Your goal
Each line that holds the word "Full" is to be identified and copied.

Supplied material
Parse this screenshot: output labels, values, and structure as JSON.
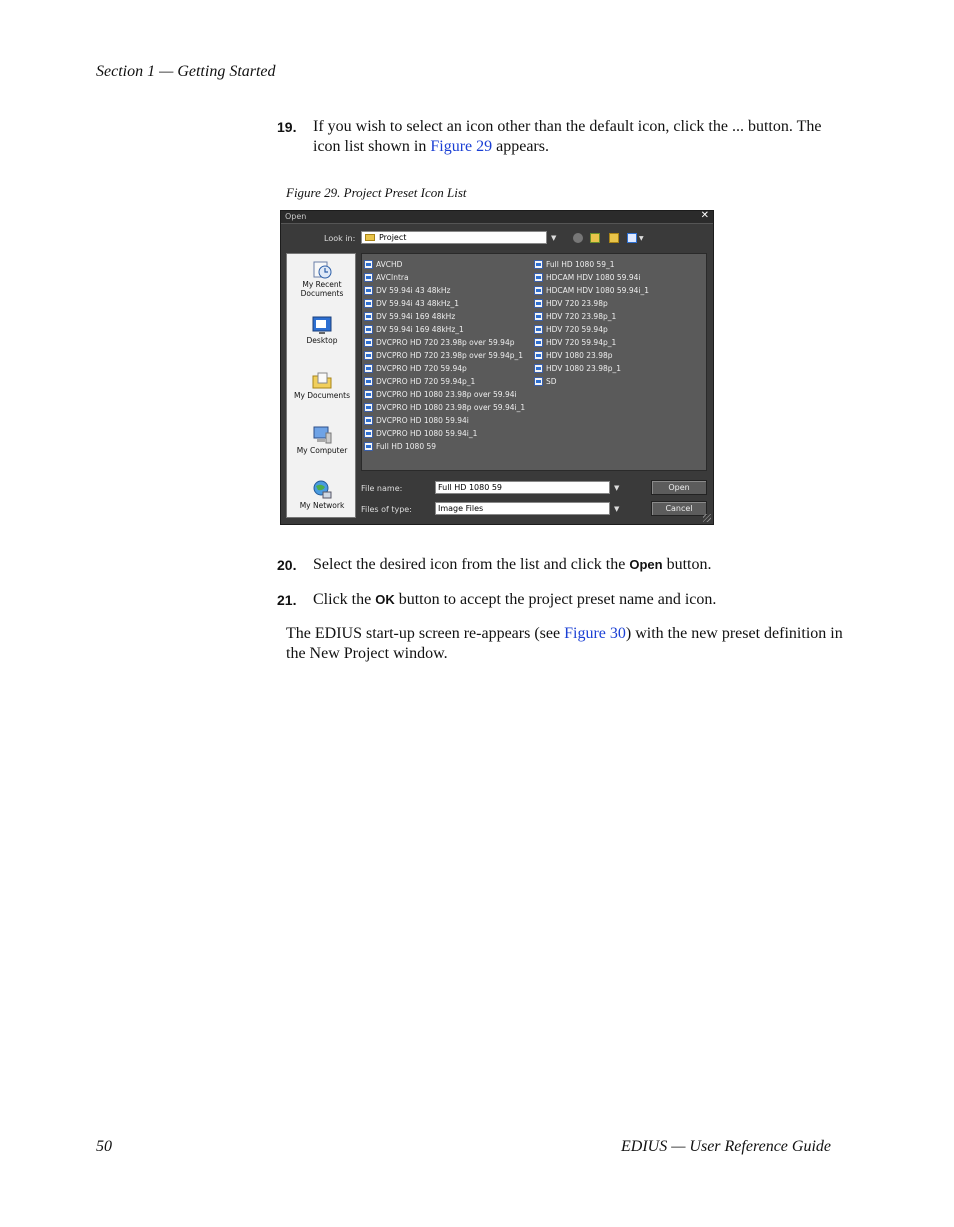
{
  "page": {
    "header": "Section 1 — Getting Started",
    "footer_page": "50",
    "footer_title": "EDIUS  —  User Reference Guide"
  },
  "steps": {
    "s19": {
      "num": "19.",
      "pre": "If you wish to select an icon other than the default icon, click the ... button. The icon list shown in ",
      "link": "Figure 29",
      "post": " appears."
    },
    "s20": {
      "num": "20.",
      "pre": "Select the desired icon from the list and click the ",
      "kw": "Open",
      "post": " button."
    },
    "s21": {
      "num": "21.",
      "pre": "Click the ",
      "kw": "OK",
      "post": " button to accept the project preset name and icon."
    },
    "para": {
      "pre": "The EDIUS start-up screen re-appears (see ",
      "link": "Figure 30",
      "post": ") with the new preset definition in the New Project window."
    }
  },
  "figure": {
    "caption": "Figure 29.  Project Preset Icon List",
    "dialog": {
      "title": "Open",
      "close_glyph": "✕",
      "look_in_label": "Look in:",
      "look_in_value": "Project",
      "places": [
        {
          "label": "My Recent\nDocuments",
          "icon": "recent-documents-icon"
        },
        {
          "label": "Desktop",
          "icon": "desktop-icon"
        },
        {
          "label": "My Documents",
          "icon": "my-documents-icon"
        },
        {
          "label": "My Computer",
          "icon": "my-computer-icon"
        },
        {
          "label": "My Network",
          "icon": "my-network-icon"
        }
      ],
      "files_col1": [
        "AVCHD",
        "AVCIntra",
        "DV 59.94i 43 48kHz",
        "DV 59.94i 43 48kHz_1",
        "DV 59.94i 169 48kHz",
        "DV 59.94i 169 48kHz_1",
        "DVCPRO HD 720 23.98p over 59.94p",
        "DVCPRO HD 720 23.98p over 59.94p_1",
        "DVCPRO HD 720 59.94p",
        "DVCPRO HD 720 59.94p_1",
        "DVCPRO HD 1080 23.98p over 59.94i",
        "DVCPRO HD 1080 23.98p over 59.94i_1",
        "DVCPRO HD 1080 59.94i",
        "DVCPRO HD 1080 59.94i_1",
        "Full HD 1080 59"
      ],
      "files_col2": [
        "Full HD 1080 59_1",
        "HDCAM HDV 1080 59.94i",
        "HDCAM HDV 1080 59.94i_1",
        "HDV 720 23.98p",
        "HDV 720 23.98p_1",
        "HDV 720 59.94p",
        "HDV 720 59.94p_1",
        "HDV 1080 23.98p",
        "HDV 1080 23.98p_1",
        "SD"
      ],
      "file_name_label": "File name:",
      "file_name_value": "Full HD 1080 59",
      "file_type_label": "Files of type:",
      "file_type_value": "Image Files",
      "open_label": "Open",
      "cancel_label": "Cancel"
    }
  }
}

* * *

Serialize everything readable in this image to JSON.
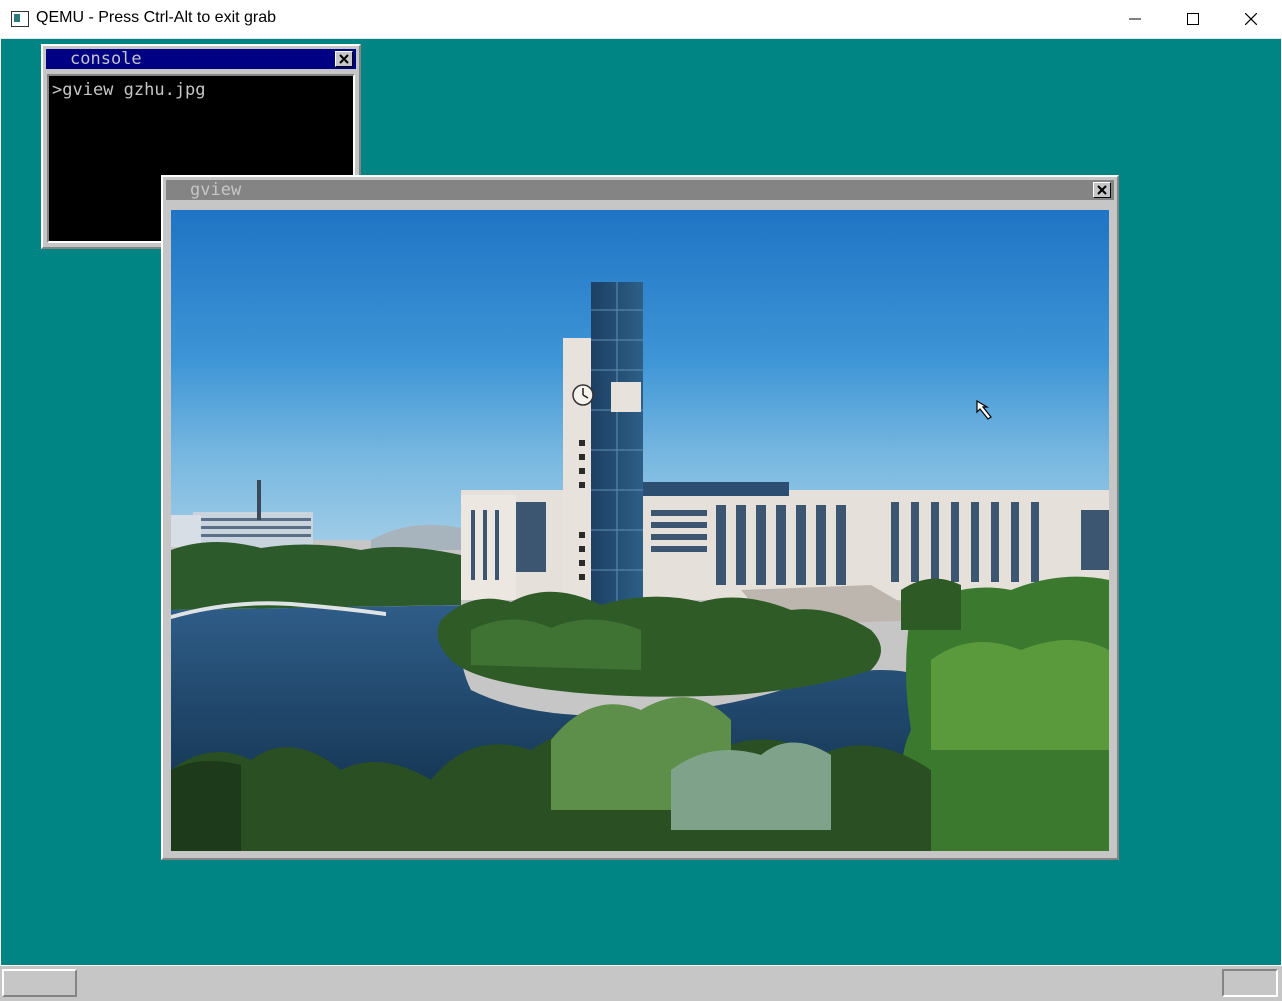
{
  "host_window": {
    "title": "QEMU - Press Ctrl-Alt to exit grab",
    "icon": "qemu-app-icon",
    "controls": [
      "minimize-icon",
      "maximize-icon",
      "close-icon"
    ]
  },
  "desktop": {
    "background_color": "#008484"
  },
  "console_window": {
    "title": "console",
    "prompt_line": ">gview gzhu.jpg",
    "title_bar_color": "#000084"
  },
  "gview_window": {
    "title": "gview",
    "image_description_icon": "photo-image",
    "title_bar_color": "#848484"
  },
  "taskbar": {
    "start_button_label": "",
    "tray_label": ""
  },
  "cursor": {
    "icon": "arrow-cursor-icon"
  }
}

Solution
        "Full HD 1080 59"
        "Full HD 1080 59_1",
      "file_name_value": "Full HD 1080 59",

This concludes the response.